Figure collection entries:
## begin

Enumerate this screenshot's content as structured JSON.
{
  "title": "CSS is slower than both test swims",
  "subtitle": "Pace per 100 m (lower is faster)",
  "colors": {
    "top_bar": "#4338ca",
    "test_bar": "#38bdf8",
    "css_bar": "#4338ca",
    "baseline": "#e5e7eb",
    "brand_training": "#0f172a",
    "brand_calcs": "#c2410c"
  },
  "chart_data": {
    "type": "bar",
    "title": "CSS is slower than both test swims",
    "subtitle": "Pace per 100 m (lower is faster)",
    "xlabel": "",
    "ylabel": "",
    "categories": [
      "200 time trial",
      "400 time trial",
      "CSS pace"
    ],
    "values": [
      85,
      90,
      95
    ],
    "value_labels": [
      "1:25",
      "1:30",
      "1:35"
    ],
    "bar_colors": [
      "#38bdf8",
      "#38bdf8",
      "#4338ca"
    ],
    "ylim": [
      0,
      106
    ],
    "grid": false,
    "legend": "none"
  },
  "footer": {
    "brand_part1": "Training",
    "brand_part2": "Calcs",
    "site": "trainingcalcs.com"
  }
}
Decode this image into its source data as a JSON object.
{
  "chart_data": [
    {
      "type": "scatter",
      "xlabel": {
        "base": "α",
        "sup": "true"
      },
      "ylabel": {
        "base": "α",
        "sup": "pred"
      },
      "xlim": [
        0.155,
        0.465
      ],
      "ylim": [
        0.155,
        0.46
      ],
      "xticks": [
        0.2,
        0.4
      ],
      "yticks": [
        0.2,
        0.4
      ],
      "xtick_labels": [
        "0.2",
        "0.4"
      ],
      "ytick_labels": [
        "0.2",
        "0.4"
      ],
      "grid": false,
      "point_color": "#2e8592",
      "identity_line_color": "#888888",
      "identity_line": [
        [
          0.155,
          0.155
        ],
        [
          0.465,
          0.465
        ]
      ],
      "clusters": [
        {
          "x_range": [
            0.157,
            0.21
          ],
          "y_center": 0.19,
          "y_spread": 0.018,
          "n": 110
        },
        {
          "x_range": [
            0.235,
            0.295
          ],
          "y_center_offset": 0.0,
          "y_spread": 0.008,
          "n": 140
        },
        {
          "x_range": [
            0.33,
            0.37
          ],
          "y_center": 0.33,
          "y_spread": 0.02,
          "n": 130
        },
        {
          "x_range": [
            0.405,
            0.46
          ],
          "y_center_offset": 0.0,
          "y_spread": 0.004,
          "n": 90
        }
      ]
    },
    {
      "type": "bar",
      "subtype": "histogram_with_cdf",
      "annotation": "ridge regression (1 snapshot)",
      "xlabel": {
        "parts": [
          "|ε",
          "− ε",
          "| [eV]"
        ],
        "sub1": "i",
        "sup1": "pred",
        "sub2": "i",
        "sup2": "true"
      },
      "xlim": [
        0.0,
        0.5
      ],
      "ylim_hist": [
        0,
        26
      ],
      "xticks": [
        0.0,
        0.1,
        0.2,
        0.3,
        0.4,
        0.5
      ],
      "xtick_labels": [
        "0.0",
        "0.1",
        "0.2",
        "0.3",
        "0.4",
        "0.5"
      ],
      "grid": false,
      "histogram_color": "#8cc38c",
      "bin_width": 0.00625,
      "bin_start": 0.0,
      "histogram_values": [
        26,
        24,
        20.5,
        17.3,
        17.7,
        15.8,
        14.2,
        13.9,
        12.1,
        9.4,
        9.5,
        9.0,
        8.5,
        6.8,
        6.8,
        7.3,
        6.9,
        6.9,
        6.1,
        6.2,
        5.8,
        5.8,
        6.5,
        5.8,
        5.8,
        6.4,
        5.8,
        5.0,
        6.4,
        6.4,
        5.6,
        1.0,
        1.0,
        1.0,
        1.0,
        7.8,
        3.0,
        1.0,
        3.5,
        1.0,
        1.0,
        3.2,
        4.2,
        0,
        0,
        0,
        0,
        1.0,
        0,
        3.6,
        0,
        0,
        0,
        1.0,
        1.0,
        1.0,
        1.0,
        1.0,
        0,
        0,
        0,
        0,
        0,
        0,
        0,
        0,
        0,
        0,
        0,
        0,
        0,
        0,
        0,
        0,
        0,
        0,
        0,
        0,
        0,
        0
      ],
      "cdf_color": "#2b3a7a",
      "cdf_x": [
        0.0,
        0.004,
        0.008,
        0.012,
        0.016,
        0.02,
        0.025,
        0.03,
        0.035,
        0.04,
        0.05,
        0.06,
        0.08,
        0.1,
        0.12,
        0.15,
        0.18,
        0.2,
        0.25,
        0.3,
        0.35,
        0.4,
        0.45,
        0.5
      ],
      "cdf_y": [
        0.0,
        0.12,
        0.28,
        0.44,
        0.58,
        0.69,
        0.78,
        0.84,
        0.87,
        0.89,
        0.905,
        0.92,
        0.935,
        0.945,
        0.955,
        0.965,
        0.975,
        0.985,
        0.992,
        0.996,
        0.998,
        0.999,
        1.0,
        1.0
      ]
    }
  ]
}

## end

GIVEN TASK: Please repeat the listing exactly, with nothing left out.

ANSWER TO THE PROBLEM:
Enumerate this screenshot's content as structured JSON.
{
  "title": "CSS is slower than both test swims",
  "subtitle": "Pace per 100 m (lower is faster)",
  "colors": {
    "top_bar": "#4338ca",
    "test_bar": "#38bdf8",
    "css_bar": "#4338ca",
    "baseline": "#e5e7eb",
    "brand_training": "#0f172a",
    "brand_calcs": "#c2410c"
  },
  "chart_data": {
    "type": "bar",
    "title": "CSS is slower than both test swims",
    "subtitle": "Pace per 100 m (lower is faster)",
    "xlabel": "",
    "ylabel": "",
    "categories": [
      "200 time trial",
      "400 time trial",
      "CSS pace"
    ],
    "values": [
      85,
      90,
      95
    ],
    "value_labels": [
      "1:25",
      "1:30",
      "1:35"
    ],
    "bar_colors": [
      "#38bdf8",
      "#38bdf8",
      "#4338ca"
    ],
    "ylim": [
      0,
      106
    ],
    "grid": false,
    "legend": "none"
  },
  "footer": {
    "brand_part1": "Training",
    "brand_part2": "Calcs",
    "site": "trainingcalcs.com"
  }
}
Decode this image into its source data as a JSON object.
{
  "chart_data": [
    {
      "type": "scatter",
      "xlabel": {
        "base": "α",
        "sup": "true"
      },
      "ylabel": {
        "base": "α",
        "sup": "pred"
      },
      "xlim": [
        0.155,
        0.465
      ],
      "ylim": [
        0.155,
        0.46
      ],
      "xticks": [
        0.2,
        0.4
      ],
      "yticks": [
        0.2,
        0.4
      ],
      "xtick_labels": [
        "0.2",
        "0.4"
      ],
      "ytick_labels": [
        "0.2",
        "0.4"
      ],
      "grid": false,
      "point_color": "#2e8592",
      "identity_line_color": "#888888",
      "identity_line": [
        [
          0.155,
          0.155
        ],
        [
          0.465,
          0.465
        ]
      ],
      "clusters": [
        {
          "x_range": [
            0.157,
            0.21
          ],
          "y_center": 0.19,
          "y_spread": 0.018,
          "n": 110
        },
        {
          "x_range": [
            0.235,
            0.295
          ],
          "y_center_offset": 0.0,
          "y_spread": 0.008,
          "n": 140
        },
        {
          "x_range": [
            0.33,
            0.37
          ],
          "y_center": 0.33,
          "y_spread": 0.02,
          "n": 130
        },
        {
          "x_range": [
            0.405,
            0.46
          ],
          "y_center_offset": 0.0,
          "y_spread": 0.004,
          "n": 90
        }
      ]
    },
    {
      "type": "bar",
      "subtype": "histogram_with_cdf",
      "annotation": "ridge regression (1 snapshot)",
      "xlabel": {
        "parts": [
          "|ε",
          "− ε",
          "| [eV]"
        ],
        "sub1": "i",
        "sup1": "pred",
        "sub2": "i",
        "sup2": "true"
      },
      "xlim": [
        0.0,
        0.5
      ],
      "ylim_hist": [
        0,
        26
      ],
      "xticks": [
        0.0,
        0.1,
        0.2,
        0.3,
        0.4,
        0.5
      ],
      "xtick_labels": [
        "0.0",
        "0.1",
        "0.2",
        "0.3",
        "0.4",
        "0.5"
      ],
      "grid": false,
      "histogram_color": "#8cc38c",
      "bin_width": 0.00625,
      "bin_start": 0.0,
      "histogram_values": [
        26,
        24,
        20.5,
        17.3,
        17.7,
        15.8,
        14.2,
        13.9,
        12.1,
        9.4,
        9.5,
        9.0,
        8.5,
        6.8,
        6.8,
        7.3,
        6.9,
        6.9,
        6.1,
        6.2,
        5.8,
        5.8,
        6.5,
        5.8,
        5.8,
        6.4,
        5.8,
        5.0,
        6.4,
        6.4,
        5.6,
        1.0,
        1.0,
        1.0,
        1.0,
        7.8,
        3.0,
        1.0,
        3.5,
        1.0,
        1.0,
        3.2,
        4.2,
        0,
        0,
        0,
        0,
        1.0,
        0,
        3.6,
        0,
        0,
        0,
        1.0,
        1.0,
        1.0,
        1.0,
        1.0,
        0,
        0,
        0,
        0,
        0,
        0,
        0,
        0,
        0,
        0,
        0,
        0,
        0,
        0,
        0,
        0,
        0,
        0,
        0,
        0,
        0,
        0
      ],
      "cdf_color": "#2b3a7a",
      "cdf_x": [
        0.0,
        0.004,
        0.008,
        0.012,
        0.016,
        0.02,
        0.025,
        0.03,
        0.035,
        0.04,
        0.05,
        0.06,
        0.08,
        0.1,
        0.12,
        0.15,
        0.18,
        0.2,
        0.25,
        0.3,
        0.35,
        0.4,
        0.45,
        0.5
      ],
      "cdf_y": [
        0.0,
        0.12,
        0.28,
        0.44,
        0.58,
        0.69,
        0.78,
        0.84,
        0.87,
        0.89,
        0.905,
        0.92,
        0.935,
        0.945,
        0.955,
        0.965,
        0.975,
        0.985,
        0.992,
        0.996,
        0.998,
        0.999,
        1.0,
        1.0
      ]
    }
  ]
}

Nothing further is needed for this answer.